What is being asked:
Copy every line that holds "content".

Information supplied:
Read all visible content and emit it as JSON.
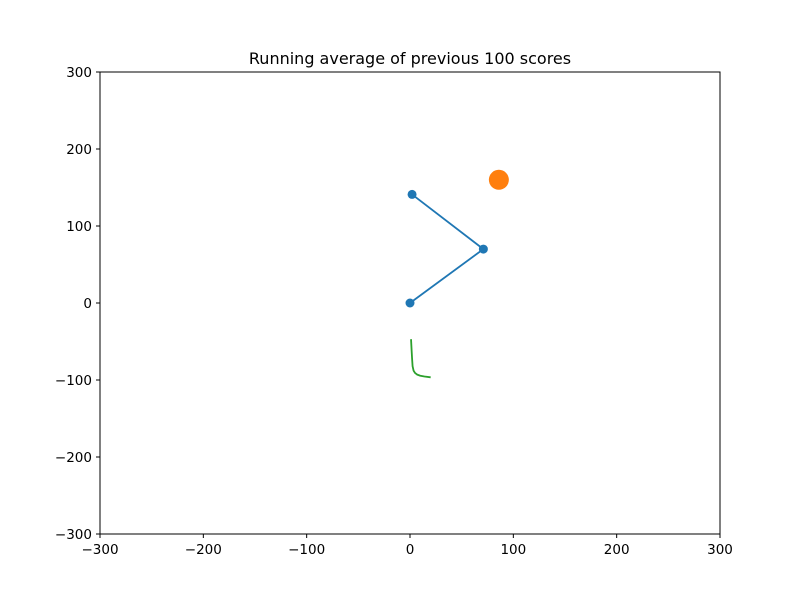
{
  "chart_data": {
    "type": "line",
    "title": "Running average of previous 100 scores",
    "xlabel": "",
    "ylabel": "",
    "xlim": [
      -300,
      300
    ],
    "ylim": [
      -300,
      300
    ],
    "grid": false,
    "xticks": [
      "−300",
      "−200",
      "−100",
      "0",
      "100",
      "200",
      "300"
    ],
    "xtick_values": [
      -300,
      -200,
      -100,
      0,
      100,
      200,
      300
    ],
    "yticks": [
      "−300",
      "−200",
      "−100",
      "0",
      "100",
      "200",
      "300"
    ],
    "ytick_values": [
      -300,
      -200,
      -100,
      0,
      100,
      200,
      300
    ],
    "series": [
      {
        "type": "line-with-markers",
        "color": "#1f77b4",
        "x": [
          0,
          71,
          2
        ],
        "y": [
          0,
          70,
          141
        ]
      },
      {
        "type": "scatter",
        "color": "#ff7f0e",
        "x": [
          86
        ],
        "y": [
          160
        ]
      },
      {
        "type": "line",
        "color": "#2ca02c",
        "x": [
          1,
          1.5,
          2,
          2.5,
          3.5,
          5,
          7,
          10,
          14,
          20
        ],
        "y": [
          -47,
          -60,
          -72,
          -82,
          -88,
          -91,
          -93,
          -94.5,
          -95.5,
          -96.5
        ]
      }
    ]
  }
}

==

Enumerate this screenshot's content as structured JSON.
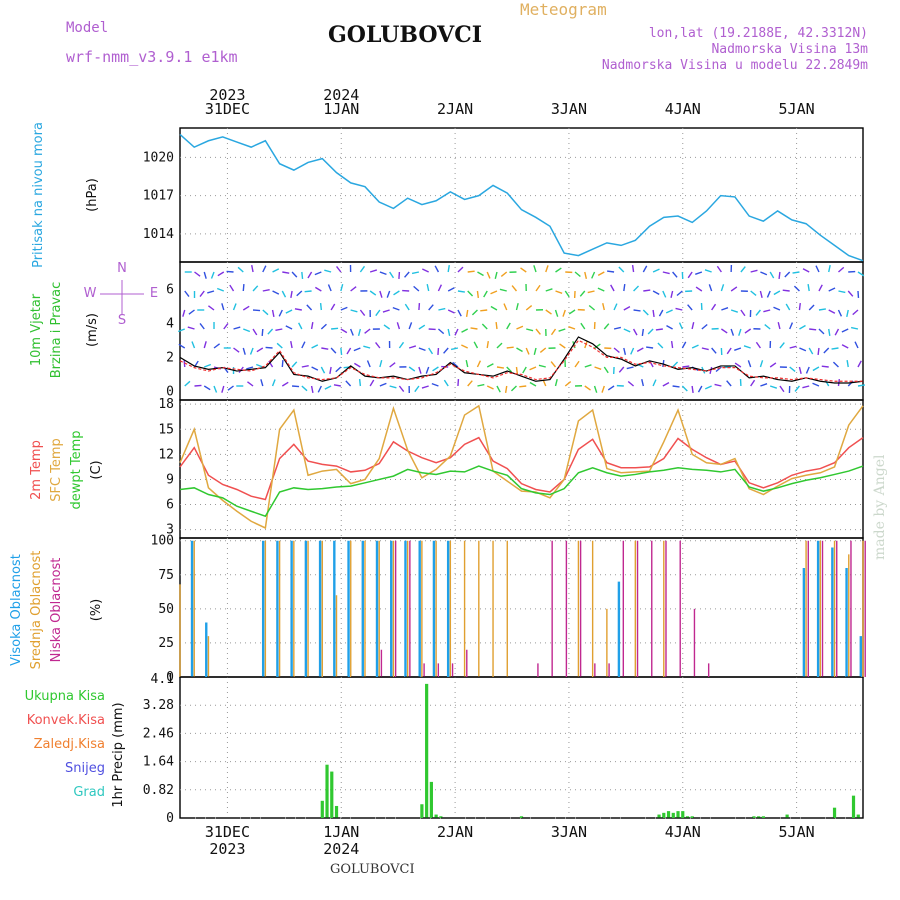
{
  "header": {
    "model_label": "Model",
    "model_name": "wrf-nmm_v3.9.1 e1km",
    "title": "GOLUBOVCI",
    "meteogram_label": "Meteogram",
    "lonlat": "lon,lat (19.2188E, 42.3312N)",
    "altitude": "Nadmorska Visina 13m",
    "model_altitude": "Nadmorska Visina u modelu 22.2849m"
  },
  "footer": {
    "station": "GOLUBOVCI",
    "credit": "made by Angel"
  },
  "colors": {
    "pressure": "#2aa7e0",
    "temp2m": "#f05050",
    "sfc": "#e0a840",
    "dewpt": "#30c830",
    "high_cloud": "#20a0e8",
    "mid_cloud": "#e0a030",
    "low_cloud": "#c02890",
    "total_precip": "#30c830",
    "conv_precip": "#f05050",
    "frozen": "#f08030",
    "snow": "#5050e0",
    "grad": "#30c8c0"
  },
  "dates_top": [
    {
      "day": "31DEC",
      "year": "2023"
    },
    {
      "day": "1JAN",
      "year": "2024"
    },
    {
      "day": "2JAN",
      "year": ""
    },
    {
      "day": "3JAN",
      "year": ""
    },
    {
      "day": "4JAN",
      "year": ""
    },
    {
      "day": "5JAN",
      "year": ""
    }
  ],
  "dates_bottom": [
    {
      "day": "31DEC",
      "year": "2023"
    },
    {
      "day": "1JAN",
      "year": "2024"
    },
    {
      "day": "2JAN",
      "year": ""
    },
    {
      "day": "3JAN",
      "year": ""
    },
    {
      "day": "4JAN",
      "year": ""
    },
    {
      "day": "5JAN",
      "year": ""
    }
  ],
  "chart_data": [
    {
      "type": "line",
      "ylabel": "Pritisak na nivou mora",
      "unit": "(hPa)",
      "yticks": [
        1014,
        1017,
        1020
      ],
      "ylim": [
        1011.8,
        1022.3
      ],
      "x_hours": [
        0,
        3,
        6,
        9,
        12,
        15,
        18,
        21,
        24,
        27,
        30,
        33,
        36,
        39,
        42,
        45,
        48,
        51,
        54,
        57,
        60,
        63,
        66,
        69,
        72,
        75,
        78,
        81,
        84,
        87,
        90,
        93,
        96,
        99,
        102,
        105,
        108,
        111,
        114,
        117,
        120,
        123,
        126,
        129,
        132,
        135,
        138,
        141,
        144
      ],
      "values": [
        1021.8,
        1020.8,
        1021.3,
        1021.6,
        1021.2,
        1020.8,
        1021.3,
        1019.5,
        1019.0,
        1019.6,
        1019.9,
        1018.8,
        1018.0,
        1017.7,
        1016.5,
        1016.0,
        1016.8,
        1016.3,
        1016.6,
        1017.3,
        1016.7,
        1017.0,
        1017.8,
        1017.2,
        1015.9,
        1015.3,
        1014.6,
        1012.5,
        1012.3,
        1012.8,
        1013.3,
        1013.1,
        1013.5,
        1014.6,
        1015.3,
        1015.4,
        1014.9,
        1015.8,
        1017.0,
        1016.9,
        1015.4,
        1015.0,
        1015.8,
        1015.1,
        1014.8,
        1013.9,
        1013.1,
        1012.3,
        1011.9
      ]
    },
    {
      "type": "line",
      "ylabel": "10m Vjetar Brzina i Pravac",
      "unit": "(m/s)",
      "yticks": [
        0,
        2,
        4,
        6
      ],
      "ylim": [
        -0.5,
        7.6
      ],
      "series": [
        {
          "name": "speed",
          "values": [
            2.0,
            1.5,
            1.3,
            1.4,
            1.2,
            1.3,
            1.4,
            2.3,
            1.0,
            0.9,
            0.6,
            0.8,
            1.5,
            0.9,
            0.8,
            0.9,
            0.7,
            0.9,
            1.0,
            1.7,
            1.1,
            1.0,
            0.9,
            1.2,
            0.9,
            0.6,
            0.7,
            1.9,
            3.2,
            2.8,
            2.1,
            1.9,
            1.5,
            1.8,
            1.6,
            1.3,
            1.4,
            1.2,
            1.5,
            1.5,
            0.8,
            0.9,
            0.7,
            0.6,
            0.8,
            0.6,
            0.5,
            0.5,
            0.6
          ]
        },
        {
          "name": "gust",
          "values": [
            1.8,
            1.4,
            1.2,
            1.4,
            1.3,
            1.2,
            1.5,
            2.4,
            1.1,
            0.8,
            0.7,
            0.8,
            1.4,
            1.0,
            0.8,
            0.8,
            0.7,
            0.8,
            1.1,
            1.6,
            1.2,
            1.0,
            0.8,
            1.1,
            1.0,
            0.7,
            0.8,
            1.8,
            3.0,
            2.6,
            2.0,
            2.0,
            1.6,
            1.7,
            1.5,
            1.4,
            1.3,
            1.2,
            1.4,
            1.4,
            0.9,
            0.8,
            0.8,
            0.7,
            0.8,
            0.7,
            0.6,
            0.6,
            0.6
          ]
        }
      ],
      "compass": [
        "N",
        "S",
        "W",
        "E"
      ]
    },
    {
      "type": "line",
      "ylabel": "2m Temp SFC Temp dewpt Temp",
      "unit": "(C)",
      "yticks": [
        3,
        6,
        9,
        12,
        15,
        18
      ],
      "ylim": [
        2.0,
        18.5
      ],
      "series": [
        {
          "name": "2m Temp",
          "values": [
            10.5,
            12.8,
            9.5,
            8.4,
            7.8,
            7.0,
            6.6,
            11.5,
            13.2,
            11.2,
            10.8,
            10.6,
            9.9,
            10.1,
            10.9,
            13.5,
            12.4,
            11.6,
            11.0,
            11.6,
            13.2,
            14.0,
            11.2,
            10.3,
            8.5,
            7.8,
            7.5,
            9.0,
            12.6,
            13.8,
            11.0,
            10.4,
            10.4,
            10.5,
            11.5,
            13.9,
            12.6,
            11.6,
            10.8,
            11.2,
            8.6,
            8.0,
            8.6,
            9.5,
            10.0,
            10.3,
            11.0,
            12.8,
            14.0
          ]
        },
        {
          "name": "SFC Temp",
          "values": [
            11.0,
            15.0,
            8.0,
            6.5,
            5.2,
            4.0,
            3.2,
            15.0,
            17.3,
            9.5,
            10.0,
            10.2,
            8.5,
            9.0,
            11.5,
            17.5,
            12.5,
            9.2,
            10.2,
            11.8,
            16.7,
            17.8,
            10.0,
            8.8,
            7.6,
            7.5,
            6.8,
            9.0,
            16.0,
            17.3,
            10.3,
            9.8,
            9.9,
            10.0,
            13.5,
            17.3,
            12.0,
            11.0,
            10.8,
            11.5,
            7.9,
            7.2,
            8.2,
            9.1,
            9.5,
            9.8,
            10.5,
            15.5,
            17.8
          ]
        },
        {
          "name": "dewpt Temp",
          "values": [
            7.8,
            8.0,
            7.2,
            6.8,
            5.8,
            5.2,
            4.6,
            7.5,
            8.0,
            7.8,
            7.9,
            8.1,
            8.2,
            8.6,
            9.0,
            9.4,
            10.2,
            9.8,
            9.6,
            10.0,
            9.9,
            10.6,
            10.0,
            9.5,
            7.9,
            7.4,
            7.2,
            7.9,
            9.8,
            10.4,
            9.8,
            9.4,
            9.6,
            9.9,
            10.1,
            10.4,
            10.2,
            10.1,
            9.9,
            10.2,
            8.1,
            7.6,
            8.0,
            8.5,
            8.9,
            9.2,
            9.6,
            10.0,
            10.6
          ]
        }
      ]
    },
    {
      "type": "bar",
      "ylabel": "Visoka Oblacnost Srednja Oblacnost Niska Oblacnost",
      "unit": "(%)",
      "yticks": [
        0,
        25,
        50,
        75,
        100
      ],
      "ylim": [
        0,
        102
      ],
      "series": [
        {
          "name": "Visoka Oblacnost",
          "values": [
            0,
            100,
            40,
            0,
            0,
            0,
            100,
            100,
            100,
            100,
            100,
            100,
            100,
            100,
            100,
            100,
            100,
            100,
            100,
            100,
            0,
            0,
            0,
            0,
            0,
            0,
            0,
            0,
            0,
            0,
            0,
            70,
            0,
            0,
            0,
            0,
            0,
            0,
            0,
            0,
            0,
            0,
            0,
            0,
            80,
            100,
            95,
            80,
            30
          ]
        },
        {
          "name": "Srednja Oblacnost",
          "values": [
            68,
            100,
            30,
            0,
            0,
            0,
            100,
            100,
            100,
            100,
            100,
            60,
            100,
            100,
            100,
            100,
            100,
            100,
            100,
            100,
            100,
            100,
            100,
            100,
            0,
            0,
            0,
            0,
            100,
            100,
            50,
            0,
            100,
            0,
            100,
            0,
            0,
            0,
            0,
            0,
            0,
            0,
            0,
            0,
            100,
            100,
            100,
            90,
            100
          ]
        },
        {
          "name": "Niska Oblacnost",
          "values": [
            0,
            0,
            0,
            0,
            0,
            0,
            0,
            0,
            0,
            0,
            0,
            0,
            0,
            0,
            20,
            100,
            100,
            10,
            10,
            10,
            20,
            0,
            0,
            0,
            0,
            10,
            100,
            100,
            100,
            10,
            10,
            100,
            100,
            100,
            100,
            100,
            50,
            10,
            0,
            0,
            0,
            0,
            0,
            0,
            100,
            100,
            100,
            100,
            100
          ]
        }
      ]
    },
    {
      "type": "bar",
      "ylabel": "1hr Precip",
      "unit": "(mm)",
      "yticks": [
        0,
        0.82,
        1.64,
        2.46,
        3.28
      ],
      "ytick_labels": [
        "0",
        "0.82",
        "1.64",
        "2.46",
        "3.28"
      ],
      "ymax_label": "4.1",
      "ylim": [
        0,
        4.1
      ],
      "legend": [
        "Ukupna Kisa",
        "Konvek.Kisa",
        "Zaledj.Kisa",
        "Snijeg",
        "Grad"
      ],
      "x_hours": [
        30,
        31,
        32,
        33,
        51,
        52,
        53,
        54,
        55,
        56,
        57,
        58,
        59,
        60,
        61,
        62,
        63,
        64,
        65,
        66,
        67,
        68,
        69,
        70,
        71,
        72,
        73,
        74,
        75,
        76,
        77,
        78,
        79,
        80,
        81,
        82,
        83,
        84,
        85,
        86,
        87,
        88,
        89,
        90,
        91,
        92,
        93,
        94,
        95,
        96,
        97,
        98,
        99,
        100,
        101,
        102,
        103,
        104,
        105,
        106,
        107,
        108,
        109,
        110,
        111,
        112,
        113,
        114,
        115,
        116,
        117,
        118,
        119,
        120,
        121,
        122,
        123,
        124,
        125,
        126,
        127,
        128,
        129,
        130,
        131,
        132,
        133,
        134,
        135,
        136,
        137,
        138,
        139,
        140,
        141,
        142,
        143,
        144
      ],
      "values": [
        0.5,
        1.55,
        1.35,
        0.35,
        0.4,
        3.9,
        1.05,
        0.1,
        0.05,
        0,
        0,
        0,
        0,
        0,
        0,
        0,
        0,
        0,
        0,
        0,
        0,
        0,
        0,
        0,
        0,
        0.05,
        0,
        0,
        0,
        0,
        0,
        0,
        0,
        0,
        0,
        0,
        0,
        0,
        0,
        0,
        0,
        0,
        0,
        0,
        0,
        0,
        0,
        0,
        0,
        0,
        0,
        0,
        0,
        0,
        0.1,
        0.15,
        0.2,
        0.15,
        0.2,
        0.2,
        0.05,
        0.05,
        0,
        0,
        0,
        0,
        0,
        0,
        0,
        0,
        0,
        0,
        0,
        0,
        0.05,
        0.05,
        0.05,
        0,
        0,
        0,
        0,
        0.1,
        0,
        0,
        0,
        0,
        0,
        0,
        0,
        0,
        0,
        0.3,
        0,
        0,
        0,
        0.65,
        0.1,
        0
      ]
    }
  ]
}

Result for this exercise:
Read all visible content and emit it as JSON.
Enumerate this screenshot's content as structured JSON.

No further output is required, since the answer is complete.